▶ Stated problem
Copy the material that follows word for word and omit its pictures.

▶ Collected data
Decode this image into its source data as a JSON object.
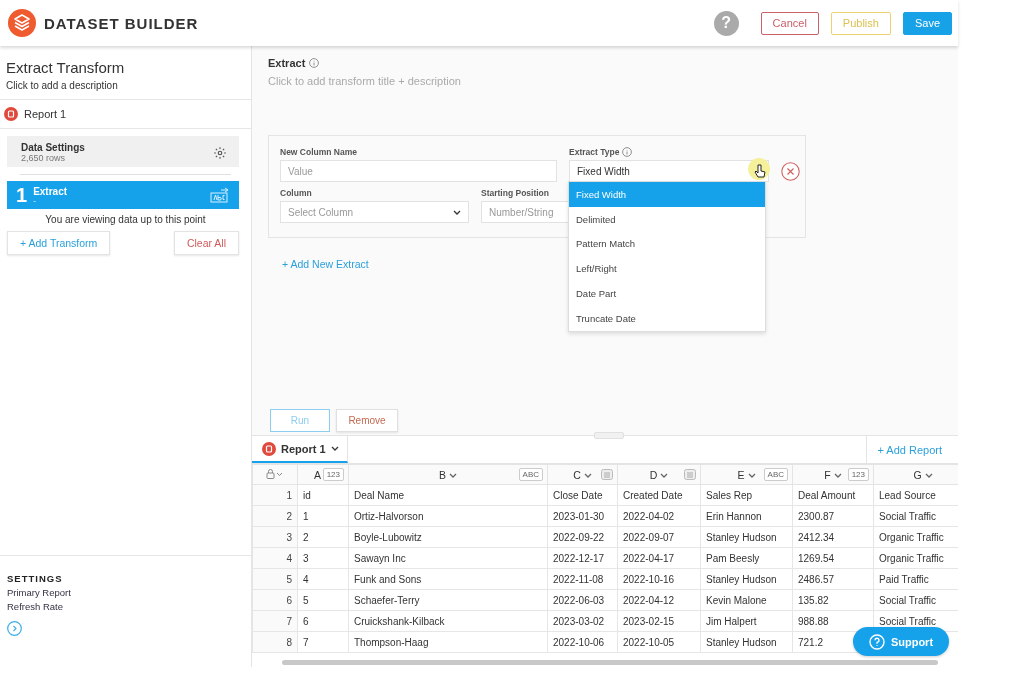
{
  "header": {
    "title": "DATASET BUILDER",
    "help": "?",
    "buttons": [
      {
        "label": "Cancel",
        "kind": "cancel"
      },
      {
        "label": "Publish",
        "kind": "publish"
      },
      {
        "label": "Save",
        "kind": "save"
      }
    ]
  },
  "sidebar": {
    "title": "Extract Transform",
    "description": "Click to add a description",
    "report": "Report 1",
    "data_settings": {
      "title": "Data Settings",
      "rows": "2,650 rows"
    },
    "steps": [
      {
        "number": "1",
        "title": "Extract",
        "subtitle": "-",
        "selected": true
      }
    ],
    "viewing_note": "You are viewing data up to this point",
    "buttons": [
      {
        "label": "+ Add Transform",
        "kind": "add"
      },
      {
        "label": "Clear All",
        "kind": "clear"
      }
    ],
    "settings": {
      "heading": "SETTINGS",
      "items": [
        "Primary Report",
        "Refresh Rate"
      ]
    }
  },
  "transform": {
    "title": "Extract",
    "description": "Click to add transform title + description",
    "fields": {
      "new_column_label": "New Column Name",
      "new_column_placeholder": "Value",
      "extract_type_label": "Extract Type",
      "extract_type_value": "Fixed Width",
      "column_label": "Column",
      "column_placeholder": "Select Column",
      "start_label": "Starting Position",
      "start_placeholder": "Number/String"
    },
    "dropdown": [
      {
        "label": "Fixed Width",
        "selected": true
      },
      {
        "label": "Delimited",
        "selected": false
      },
      {
        "label": "Pattern Match",
        "selected": false
      },
      {
        "label": "Left/Right",
        "selected": false
      },
      {
        "label": "Date Part",
        "selected": false
      },
      {
        "label": "Truncate Date",
        "selected": false
      }
    ],
    "add_extract": "+ Add New Extract",
    "actions": [
      {
        "label": "Run",
        "kind": "run"
      },
      {
        "label": "Remove",
        "kind": "remove"
      }
    ]
  },
  "grid": {
    "tabs": [
      {
        "label": "Report 1",
        "selected": true
      }
    ],
    "add_report": "+ Add Report",
    "columns": [
      {
        "letter": "A",
        "kind": "badge",
        "badge": "123"
      },
      {
        "letter": "B",
        "kind": "badge",
        "badge": "ABC"
      },
      {
        "letter": "C",
        "kind": "date"
      },
      {
        "letter": "D",
        "kind": "date"
      },
      {
        "letter": "E",
        "kind": "badge",
        "badge": "ABC"
      },
      {
        "letter": "F",
        "kind": "badge",
        "badge": "123"
      },
      {
        "letter": "G",
        "kind": "none"
      }
    ],
    "rows": [
      {
        "num": "1",
        "cells": [
          "id",
          "Deal Name",
          "Close Date",
          "Created Date",
          "Sales Rep",
          "Deal Amount",
          "Lead Source"
        ]
      },
      {
        "num": "2",
        "cells": [
          "1",
          "Ortiz-Halvorson",
          "2023-01-30",
          "2022-04-02",
          "Erin Hannon",
          "2300.87",
          "Social Traffic"
        ]
      },
      {
        "num": "3",
        "cells": [
          "2",
          "Boyle-Lubowitz",
          "2022-09-22",
          "2022-09-07",
          "Stanley Hudson",
          "2412.34",
          "Organic Traffic"
        ]
      },
      {
        "num": "4",
        "cells": [
          "3",
          "Sawayn Inc",
          "2022-12-17",
          "2022-04-17",
          "Pam Beesly",
          "1269.54",
          "Organic Traffic"
        ]
      },
      {
        "num": "5",
        "cells": [
          "4",
          "Funk and Sons",
          "2022-11-08",
          "2022-10-16",
          "Stanley Hudson",
          "2486.57",
          "Paid Traffic"
        ]
      },
      {
        "num": "6",
        "cells": [
          "5",
          "Schaefer-Terry",
          "2022-06-03",
          "2022-04-12",
          "Kevin Malone",
          "135.82",
          "Social Traffic"
        ]
      },
      {
        "num": "7",
        "cells": [
          "6",
          "Cruickshank-Kilback",
          "2023-03-02",
          "2023-02-15",
          "Jim Halpert",
          "988.88",
          "Social Traffic"
        ]
      },
      {
        "num": "8",
        "cells": [
          "7",
          "Thompson-Haag",
          "2022-10-06",
          "2022-10-05",
          "Stanley Hudson",
          "721.2"
        ]
      }
    ]
  },
  "support": "Support"
}
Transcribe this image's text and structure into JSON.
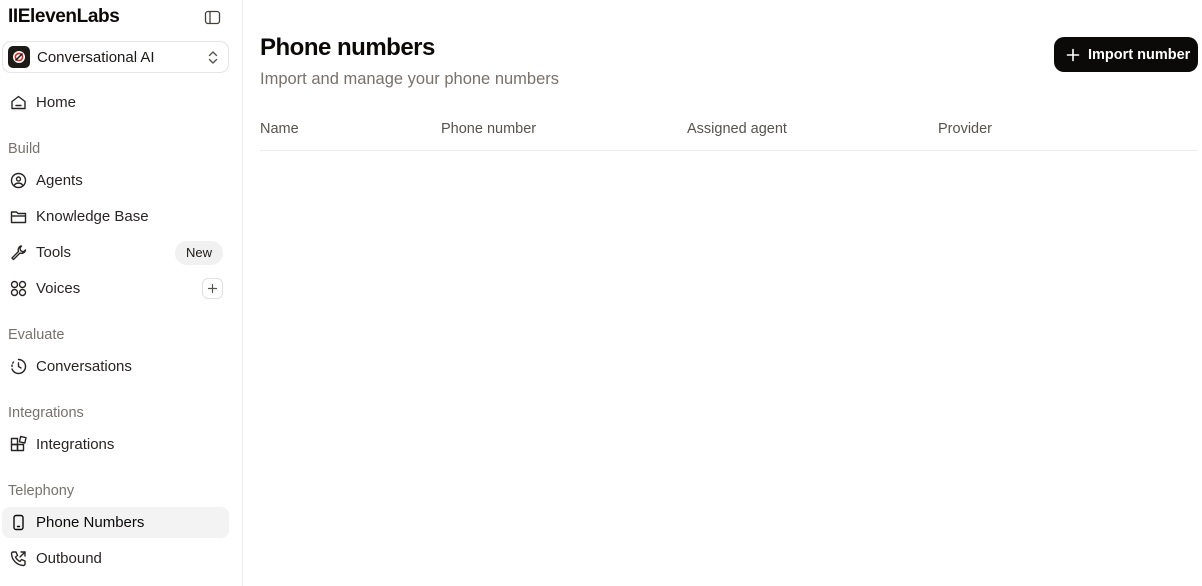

▶ Output
Decode this image into its source data as a JSON object.
{
  "header": {
    "title": "DATASET BUILDER",
    "help": "?",
    "buttons": [
      {
        "label": "Cancel",
        "kind": "cancel"
      },
      {
        "label": "Publish",
        "kind": "publish"
      },
      {
        "label": "Save",
        "kind": "save"
      }
    ]
  },
  "sidebar": {
    "title": "Extract Transform",
    "description": "Click to add a description",
    "report": "Report 1",
    "data_settings": {
      "title": "Data Settings",
      "rows": "2,650 rows"
    },
    "steps": [
      {
        "number": "1",
        "title": "Extract",
        "subtitle": "-",
        "selected": true
      }
    ],
    "viewing_note": "You are viewing data up to this point",
    "buttons": [
      {
        "label": "+ Add Transform",
        "kind": "add"
      },
      {
        "label": "Clear All",
        "kind": "clear"
      }
    ],
    "settings": {
      "heading": "SETTINGS",
      "items": [
        "Primary Report",
        "Refresh Rate"
      ]
    }
  },
  "transform": {
    "title": "Extract",
    "description": "Click to add transform title + description",
    "fields": {
      "new_column_label": "New Column Name",
      "new_column_placeholder": "Value",
      "extract_type_label": "Extract Type",
      "extract_type_value": "Fixed Width",
      "column_label": "Column",
      "column_placeholder": "Select Column",
      "start_label": "Starting Position",
      "start_placeholder": "Number/String"
    },
    "dropdown": [
      {
        "label": "Fixed Width",
        "selected": true
      },
      {
        "label": "Delimited",
        "selected": false
      },
      {
        "label": "Pattern Match",
        "selected": false
      },
      {
        "label": "Left/Right",
        "selected": false
      },
      {
        "label": "Date Part",
        "selected": false
      },
      {
        "label": "Truncate Date",
        "selected": false
      }
    ],
    "add_extract": "+ Add New Extract",
    "actions": [
      {
        "label": "Run",
        "kind": "run"
      },
      {
        "label": "Remove",
        "kind": "remove"
      }
    ]
  },
  "grid": {
    "tabs": [
      {
        "label": "Report 1",
        "selected": true
      }
    ],
    "add_report": "+ Add Report",
    "columns": [
      {
        "letter": "A",
        "kind": "badge",
        "badge": "123"
      },
      {
        "letter": "B",
        "kind": "badge",
        "badge": "ABC"
      },
      {
        "letter": "C",
        "kind": "date"
      },
      {
        "letter": "D",
        "kind": "date"
      },
      {
        "letter": "E",
        "kind": "badge",
        "badge": "ABC"
      },
      {
        "letter": "F",
        "kind": "badge",
        "badge": "123"
      },
      {
        "letter": "G",
        "kind": "none"
      }
    ],
    "rows": [
      {
        "num": "1",
        "cells": [
          "id",
          "Deal Name",
          "Close Date",
          "Created Date",
          "Sales Rep",
          "Deal Amount",
          "Lead Source"
        ]
      },
      {
        "num": "2",
        "cells": [
          "1",
          "Ortiz-Halvorson",
          "2023-01-30",
          "2022-04-02",
          "Erin Hannon",
          "2300.87",
          "Social Traffic"
        ]
      },
      {
        "num": "3",
        "cells": [
          "2",
          "Boyle-Lubowitz",
          "2022-09-22",
          "2022-09-07",
          "Stanley Hudson",
          "2412.34",
          "Organic Traffic"
        ]
      },
      {
        "num": "4",
        "cells": [
          "3",
          "Sawayn Inc",
          "2022-12-17",
          "2022-04-17",
          "Pam Beesly",
          "1269.54",
          "Organic Traffic"
        ]
      },
      {
        "num": "5",
        "cells": [
          "4",
          "Funk and Sons",
          "2022-11-08",
          "2022-10-16",
          "Stanley Hudson",
          "2486.57",
          "Paid Traffic"
        ]
      },
      {
        "num": "6",
        "cells": [
          "5",
          "Schaefer-Terry",
          "2022-06-03",
          "2022-04-12",
          "Kevin Malone",
          "135.82",
          "Social Traffic"
        ]
      },
      {
        "num": "7",
        "cells": [
          "6",
          "Cruickshank-Kilback",
          "2023-03-02",
          "2023-02-15",
          "Jim Halpert",
          "988.88",
          "Social Traffic"
        ]
      },
      {
        "num": "8",
        "cells": [
          "7",
          "Thompson-Haag",
          "2022-10-06",
          "2022-10-05",
          "Stanley Hudson",
          "721.2"
        ]
      }
    ]
  },
  "support": "Support"
}
Transcribe this image's text and structure into JSON.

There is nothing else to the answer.